╭─ DATA SUPPLIED

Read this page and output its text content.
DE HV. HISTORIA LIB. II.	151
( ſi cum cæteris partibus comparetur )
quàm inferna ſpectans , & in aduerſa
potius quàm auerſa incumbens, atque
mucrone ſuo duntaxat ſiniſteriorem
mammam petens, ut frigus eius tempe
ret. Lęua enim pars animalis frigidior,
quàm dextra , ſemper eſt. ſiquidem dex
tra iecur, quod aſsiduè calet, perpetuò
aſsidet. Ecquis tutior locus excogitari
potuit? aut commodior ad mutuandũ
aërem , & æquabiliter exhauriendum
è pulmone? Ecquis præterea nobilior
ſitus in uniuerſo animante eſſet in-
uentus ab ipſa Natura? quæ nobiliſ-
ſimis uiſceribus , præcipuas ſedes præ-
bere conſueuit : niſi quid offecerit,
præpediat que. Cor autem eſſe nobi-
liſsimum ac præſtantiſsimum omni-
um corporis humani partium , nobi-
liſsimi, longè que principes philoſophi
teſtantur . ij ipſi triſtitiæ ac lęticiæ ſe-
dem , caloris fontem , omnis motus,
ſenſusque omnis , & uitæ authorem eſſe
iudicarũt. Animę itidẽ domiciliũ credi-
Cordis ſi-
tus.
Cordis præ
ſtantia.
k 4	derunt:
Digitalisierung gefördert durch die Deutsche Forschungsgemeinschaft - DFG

╰─

◆ **PROBLEM TO SOLVE**
Make a verbatim copy of every entry shown above.

◆ **IN RESPONSE**
Read this page and output its text content.
DE HV. HISTORIA LIB. II.	151
( ſi cum cæteris partibus comparetur )
quàm inferna ſpectans , & in aduerſa
potius quàm auerſa incumbens, atque
mucrone ſuo duntaxat ſiniſteriorem
mammam petens, ut frigus eius tempe
ret. Lęua enim pars animalis frigidior,
quàm dextra , ſemper eſt. ſiquidem dex
tra iecur, quod aſsiduè calet, perpetuò
aſsidet. Ecquis tutior locus excogitari
potuit? aut commodior ad mutuandũ
aërem , & æquabiliter exhauriendum
è pulmone? Ecquis præterea nobilior
ſitus in uniuerſo animante eſſet in-
uentus ab ipſa Natura? quæ nobiliſ-
ſimis uiſceribus , præcipuas ſedes præ-
bere conſueuit : niſi quid offecerit,
præpediat que. Cor autem eſſe nobi-
liſsimum ac præſtantiſsimum omni-
um corporis humani partium , nobi-
liſsimi, longè que principes philoſophi
teſtantur . ij ipſi triſtitiæ ac lęticiæ ſe-
dem , caloris fontem , omnis motus,
ſenſusque omnis , & uitæ authorem eſſe
iudicarũt. Animę itidẽ domiciliũ credi-
Cordis ſi-
tus.
Cordis præ
ſtantia.
k 4	derunt:
Digitalisierung gefördert durch die Deutsche Forschungsgemeinschaft - DFG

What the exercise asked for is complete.